TASK TO CARRY OUT: Copy out lines with the word "Bulgarian" from the material that follows.

# # #

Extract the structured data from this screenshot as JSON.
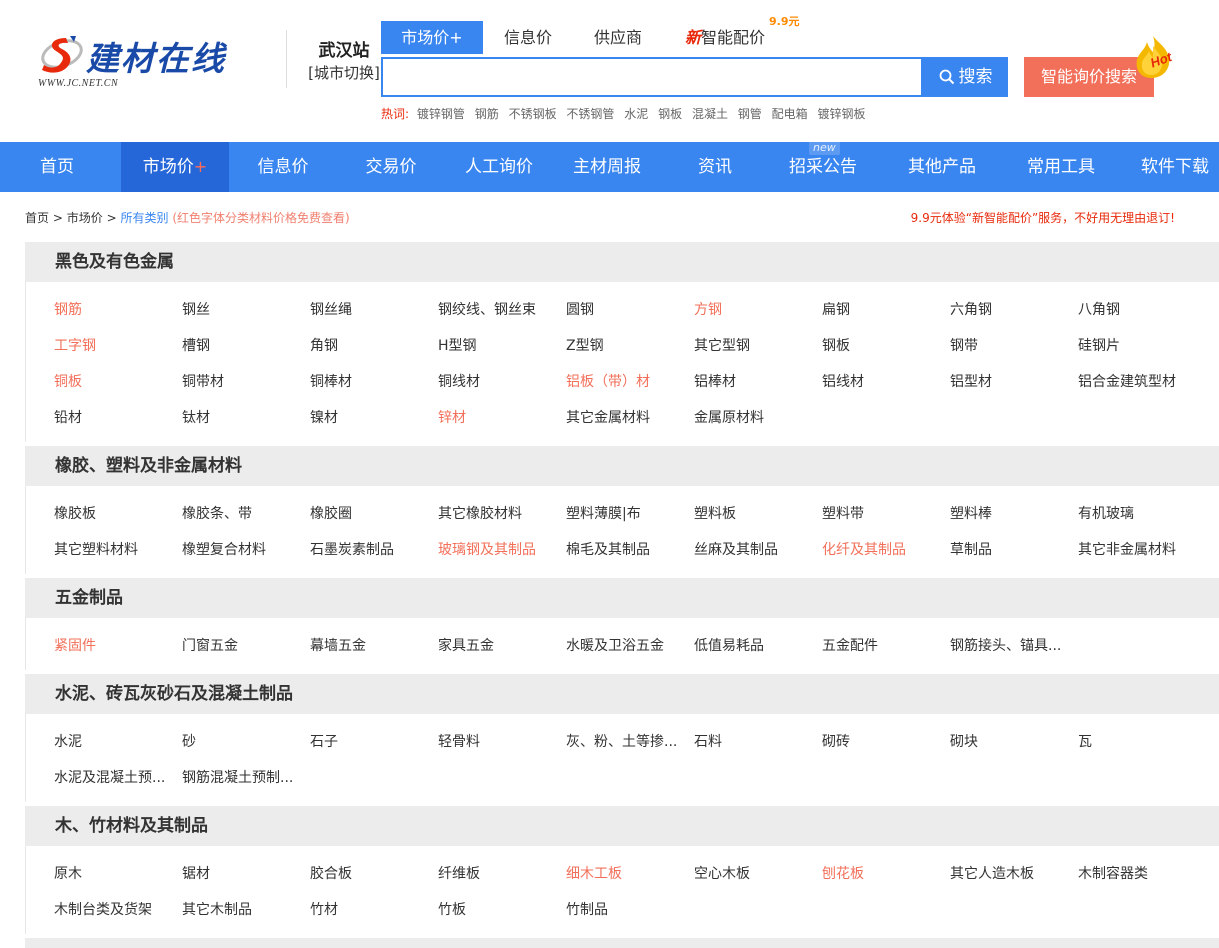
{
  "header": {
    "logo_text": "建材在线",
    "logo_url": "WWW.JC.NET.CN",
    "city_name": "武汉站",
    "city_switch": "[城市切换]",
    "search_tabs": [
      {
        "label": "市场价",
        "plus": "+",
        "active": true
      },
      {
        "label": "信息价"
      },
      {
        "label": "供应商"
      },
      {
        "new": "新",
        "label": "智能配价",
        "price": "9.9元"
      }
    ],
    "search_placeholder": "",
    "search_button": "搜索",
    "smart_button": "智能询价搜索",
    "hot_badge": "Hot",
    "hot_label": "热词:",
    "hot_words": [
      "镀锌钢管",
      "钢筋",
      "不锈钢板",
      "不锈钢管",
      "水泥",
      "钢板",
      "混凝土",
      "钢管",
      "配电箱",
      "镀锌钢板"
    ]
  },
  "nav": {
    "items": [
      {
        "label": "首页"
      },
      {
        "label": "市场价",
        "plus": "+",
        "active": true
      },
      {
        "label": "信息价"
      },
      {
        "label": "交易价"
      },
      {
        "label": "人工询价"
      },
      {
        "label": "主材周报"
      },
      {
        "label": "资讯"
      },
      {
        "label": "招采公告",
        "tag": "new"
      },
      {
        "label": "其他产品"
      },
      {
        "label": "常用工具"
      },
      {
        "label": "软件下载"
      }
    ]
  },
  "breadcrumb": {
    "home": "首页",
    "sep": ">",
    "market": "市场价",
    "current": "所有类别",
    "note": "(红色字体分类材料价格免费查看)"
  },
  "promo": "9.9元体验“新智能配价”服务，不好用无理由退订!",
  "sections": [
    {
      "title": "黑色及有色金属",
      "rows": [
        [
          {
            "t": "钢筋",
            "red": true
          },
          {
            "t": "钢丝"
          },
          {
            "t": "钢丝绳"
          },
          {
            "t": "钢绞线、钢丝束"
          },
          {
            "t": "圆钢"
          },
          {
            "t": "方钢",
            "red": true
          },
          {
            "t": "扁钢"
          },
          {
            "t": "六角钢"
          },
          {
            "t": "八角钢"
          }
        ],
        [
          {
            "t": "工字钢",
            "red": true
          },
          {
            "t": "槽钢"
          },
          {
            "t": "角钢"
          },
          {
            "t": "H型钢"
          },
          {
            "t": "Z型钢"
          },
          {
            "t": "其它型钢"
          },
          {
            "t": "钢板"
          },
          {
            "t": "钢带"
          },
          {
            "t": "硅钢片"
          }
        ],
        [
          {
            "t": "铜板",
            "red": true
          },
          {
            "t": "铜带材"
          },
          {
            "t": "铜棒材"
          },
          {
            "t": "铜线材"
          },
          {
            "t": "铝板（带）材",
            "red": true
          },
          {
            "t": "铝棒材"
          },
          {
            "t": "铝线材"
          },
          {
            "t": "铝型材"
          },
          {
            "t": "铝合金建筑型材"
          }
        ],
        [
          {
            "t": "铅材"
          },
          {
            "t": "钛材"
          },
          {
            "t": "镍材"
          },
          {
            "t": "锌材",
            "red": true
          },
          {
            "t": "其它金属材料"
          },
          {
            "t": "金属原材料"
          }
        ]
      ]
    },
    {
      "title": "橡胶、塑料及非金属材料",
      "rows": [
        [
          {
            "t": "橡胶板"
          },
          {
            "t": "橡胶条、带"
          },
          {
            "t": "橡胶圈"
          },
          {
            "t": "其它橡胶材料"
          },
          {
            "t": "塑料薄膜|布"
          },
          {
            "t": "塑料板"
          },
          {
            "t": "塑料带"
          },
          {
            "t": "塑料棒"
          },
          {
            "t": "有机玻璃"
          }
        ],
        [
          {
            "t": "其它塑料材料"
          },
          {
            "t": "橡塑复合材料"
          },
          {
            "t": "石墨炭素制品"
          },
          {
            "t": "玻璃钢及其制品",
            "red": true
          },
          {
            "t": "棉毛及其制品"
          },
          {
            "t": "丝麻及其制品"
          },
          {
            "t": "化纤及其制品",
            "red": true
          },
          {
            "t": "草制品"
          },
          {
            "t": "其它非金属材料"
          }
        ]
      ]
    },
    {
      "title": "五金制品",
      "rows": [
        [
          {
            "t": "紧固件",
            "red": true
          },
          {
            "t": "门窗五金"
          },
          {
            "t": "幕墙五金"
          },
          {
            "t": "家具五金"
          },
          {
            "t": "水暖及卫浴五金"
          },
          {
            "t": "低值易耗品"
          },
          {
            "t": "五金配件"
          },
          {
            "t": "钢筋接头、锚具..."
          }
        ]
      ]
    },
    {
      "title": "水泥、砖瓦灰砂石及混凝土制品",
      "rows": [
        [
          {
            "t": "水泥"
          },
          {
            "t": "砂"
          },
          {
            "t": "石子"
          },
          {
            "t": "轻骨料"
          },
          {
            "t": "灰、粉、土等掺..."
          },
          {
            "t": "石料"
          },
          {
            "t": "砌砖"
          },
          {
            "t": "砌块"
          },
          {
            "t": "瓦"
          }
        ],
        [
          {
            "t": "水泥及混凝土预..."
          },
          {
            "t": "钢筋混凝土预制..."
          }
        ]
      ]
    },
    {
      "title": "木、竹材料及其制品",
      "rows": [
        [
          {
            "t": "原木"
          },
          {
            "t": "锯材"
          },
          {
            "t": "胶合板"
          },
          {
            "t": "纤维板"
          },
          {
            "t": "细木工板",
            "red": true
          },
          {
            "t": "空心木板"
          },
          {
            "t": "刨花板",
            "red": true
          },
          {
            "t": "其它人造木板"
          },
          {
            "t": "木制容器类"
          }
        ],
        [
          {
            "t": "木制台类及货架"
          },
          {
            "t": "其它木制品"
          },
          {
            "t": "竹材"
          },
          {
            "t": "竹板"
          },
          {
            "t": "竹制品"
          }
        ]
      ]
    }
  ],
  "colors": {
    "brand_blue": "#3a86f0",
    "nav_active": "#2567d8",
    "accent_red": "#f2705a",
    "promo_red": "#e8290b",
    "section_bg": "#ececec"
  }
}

# # #

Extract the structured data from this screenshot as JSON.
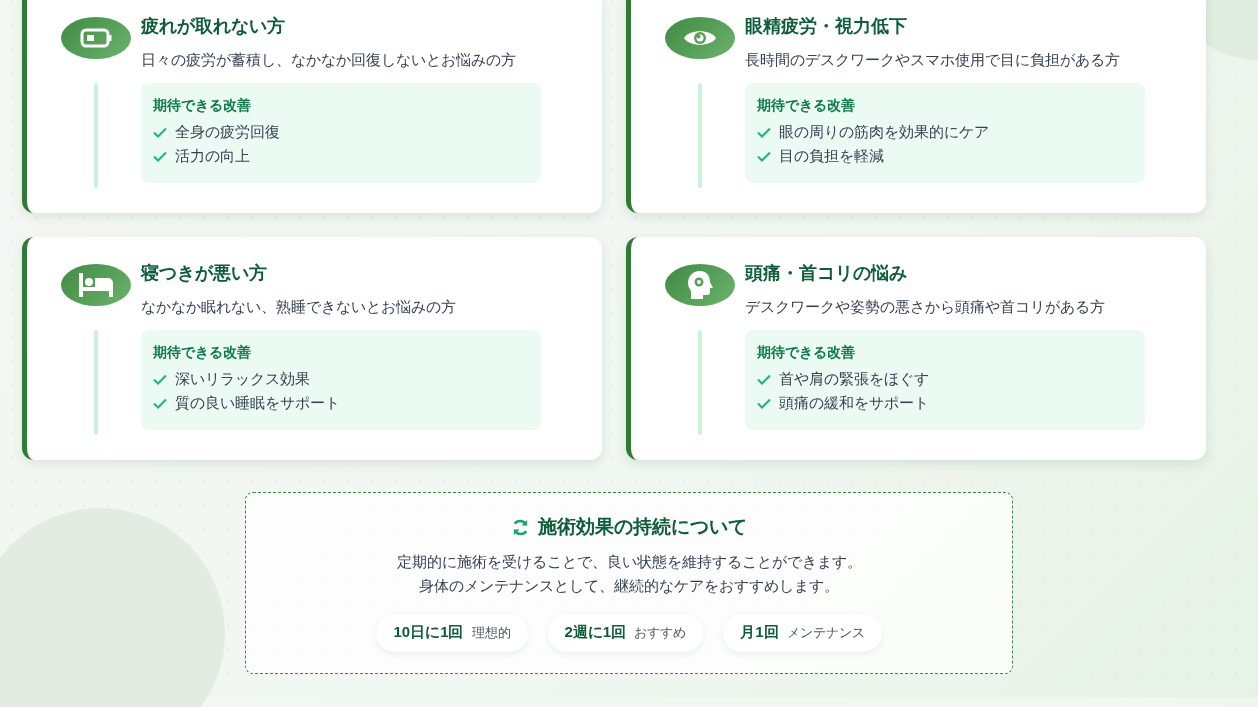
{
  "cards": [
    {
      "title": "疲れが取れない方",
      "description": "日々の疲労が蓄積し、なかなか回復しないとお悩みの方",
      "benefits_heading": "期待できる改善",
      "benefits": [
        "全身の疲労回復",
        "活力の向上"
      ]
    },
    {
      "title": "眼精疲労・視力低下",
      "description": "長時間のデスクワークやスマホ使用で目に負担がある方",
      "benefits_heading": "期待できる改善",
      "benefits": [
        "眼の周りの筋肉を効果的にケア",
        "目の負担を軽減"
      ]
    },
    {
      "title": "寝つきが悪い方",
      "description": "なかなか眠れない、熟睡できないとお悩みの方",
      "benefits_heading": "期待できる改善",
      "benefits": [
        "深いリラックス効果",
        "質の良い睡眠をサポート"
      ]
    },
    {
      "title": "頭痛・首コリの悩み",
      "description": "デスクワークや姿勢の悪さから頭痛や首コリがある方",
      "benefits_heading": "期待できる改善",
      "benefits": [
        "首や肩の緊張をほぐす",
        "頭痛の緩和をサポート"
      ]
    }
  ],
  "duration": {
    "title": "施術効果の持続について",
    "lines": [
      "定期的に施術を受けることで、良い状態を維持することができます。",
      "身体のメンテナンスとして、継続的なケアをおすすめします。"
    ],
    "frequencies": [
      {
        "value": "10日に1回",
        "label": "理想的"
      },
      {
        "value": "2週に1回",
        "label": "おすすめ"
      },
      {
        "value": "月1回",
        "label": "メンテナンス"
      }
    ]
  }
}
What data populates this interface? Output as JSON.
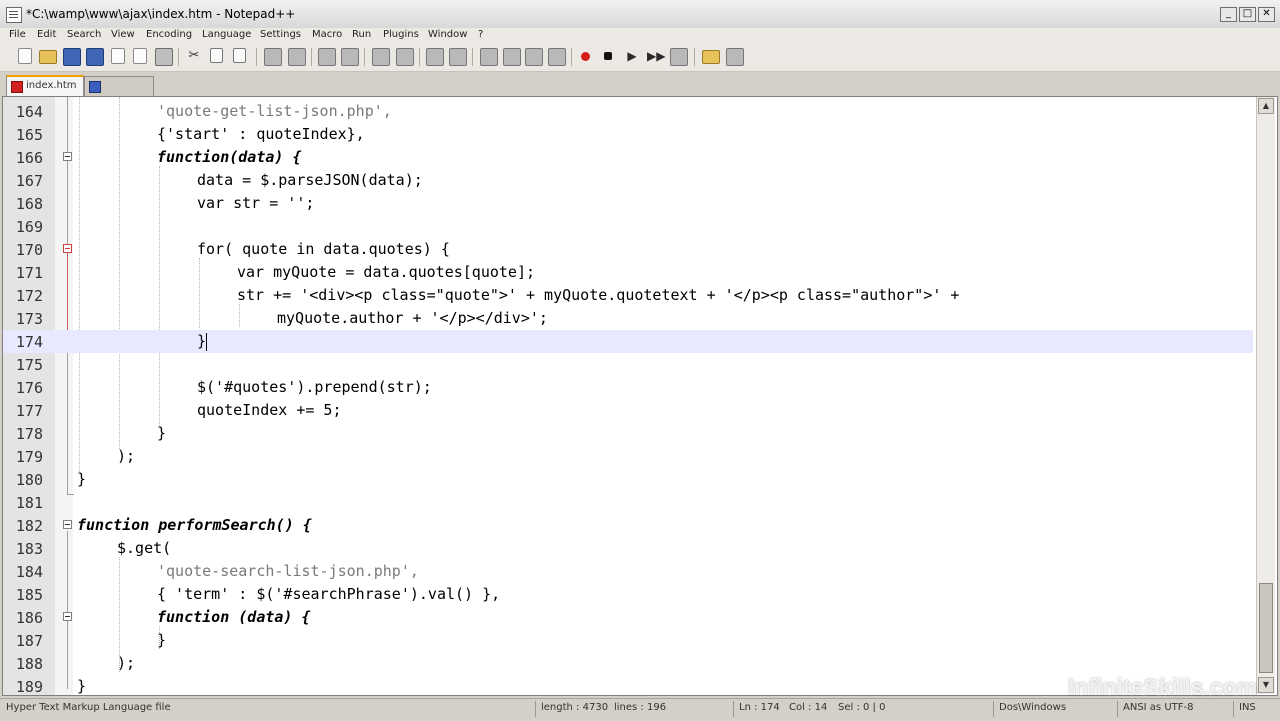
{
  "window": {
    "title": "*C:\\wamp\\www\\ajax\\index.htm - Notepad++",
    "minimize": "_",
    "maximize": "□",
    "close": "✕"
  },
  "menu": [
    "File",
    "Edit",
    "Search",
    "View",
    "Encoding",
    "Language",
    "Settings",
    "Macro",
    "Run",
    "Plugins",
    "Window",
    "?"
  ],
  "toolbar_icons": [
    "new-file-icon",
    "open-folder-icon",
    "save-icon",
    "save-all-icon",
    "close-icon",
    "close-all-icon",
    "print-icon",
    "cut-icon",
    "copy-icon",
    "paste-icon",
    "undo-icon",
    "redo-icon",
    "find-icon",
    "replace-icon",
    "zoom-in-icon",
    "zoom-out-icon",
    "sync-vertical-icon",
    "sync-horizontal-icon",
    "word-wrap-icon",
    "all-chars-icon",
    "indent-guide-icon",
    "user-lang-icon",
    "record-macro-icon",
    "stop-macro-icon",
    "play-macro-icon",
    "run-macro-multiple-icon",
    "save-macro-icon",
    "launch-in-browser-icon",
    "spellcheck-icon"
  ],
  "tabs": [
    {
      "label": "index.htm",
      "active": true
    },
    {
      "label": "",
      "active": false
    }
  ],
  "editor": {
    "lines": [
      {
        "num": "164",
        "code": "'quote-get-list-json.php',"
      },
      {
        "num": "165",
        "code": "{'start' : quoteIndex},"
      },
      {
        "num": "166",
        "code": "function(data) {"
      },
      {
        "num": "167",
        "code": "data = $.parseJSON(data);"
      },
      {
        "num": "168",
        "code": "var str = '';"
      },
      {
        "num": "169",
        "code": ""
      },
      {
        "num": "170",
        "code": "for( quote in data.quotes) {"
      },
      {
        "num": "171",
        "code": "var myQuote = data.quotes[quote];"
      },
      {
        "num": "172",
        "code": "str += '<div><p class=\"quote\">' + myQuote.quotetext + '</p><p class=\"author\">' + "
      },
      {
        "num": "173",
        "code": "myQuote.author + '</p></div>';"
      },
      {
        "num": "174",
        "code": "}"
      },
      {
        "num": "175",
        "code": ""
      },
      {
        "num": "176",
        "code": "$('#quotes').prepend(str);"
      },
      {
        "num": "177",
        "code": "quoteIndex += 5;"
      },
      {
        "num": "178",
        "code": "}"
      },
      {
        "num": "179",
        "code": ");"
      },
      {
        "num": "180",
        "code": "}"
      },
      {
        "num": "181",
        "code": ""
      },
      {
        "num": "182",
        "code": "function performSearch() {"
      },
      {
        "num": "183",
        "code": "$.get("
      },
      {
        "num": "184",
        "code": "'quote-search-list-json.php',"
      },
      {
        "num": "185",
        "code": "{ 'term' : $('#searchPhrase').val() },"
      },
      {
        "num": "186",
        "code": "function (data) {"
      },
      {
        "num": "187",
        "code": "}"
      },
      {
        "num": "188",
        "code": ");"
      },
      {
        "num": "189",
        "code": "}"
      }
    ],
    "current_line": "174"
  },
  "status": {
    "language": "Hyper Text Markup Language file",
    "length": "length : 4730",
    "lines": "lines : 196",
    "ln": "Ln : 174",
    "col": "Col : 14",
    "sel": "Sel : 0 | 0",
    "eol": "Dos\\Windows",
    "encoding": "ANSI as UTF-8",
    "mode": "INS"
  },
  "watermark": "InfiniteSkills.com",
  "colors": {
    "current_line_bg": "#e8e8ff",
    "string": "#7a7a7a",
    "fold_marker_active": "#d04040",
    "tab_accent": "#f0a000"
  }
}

# # #

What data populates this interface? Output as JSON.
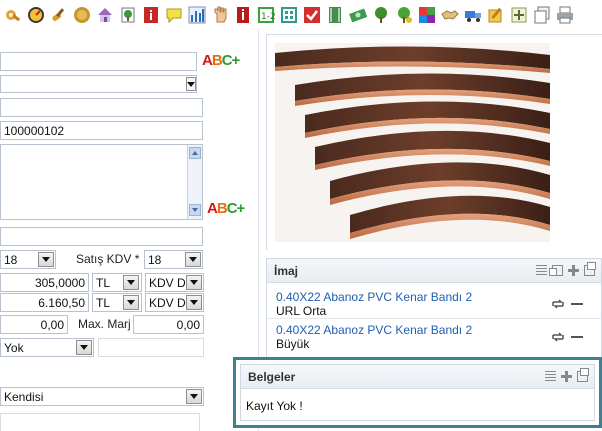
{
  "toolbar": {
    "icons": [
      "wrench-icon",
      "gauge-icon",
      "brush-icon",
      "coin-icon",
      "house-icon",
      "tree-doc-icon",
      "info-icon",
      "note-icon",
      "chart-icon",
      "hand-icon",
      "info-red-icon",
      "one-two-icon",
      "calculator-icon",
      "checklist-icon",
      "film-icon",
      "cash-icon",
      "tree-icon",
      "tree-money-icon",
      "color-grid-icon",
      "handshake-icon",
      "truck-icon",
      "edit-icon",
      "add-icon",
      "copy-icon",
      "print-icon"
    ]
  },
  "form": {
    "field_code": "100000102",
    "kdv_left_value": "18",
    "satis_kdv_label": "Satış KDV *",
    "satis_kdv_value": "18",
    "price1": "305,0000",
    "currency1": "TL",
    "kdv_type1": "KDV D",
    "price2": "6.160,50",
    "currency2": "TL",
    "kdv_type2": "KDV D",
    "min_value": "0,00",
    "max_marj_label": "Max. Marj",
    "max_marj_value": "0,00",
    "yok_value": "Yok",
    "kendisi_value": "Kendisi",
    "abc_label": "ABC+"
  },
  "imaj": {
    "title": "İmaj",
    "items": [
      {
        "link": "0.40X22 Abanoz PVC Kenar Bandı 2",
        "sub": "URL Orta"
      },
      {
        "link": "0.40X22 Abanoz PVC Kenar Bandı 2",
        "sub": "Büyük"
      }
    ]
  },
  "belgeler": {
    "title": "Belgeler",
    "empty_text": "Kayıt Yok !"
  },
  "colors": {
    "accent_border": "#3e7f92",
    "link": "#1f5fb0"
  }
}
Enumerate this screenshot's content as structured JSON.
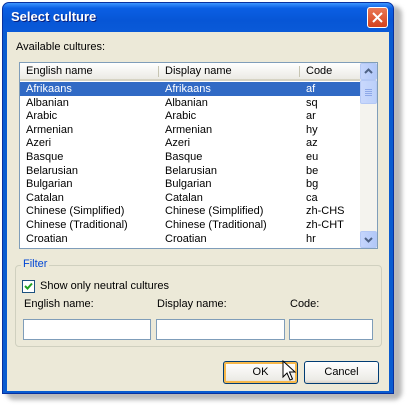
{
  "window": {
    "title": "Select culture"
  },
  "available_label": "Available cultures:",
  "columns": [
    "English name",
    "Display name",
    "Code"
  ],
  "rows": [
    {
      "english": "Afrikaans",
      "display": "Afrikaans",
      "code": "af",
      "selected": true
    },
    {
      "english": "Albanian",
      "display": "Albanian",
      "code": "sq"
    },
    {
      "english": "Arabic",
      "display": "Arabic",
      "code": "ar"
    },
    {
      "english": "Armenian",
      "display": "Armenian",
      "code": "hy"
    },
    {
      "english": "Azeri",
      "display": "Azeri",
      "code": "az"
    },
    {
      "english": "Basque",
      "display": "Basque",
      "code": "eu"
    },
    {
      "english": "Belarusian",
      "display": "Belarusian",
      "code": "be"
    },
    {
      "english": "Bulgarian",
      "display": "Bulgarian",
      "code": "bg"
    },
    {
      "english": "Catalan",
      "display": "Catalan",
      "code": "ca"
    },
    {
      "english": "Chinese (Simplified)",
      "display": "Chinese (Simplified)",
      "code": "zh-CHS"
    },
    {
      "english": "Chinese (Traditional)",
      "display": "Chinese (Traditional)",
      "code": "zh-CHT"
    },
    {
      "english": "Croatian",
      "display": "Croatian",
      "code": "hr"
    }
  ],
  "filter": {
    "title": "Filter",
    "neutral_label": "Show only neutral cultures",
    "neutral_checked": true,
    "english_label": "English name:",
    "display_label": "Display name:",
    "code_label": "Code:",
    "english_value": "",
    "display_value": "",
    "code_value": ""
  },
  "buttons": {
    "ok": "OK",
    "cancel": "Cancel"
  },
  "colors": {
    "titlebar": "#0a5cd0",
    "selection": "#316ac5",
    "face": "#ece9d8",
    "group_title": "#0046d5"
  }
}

# # #

TASK ANSWER:
      "english": "Bulgarian",
      "display": "Bulgarian",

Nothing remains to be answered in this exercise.